### WHAT YOU NEED TO DO
Pull out every line with the word "Shot".

-*-

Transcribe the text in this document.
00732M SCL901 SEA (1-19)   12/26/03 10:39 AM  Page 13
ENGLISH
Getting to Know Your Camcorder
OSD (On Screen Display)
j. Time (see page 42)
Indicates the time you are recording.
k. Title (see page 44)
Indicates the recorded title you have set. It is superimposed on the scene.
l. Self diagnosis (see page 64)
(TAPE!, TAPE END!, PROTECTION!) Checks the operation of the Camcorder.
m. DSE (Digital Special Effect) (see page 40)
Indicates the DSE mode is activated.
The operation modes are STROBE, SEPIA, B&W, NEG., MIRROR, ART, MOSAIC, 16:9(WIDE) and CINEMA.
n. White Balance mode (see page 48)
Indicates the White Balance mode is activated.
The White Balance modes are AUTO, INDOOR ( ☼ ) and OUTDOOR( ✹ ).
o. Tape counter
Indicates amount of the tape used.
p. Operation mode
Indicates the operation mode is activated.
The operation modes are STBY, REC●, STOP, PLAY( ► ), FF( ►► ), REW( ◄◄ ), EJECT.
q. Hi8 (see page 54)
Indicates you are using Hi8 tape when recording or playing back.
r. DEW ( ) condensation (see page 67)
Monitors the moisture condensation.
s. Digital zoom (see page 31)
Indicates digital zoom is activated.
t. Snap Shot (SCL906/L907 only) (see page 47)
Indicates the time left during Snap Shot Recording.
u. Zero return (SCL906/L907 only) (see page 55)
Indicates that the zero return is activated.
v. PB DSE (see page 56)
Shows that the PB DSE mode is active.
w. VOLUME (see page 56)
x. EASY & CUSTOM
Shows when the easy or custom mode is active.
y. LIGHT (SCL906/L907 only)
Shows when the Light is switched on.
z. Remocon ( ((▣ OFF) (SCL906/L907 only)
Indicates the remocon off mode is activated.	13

-*-

### THE OUTPUT
t. Snap Shot (SCL906/L907 only) (see page 47)
Indicates the time left during Snap Shot Recording.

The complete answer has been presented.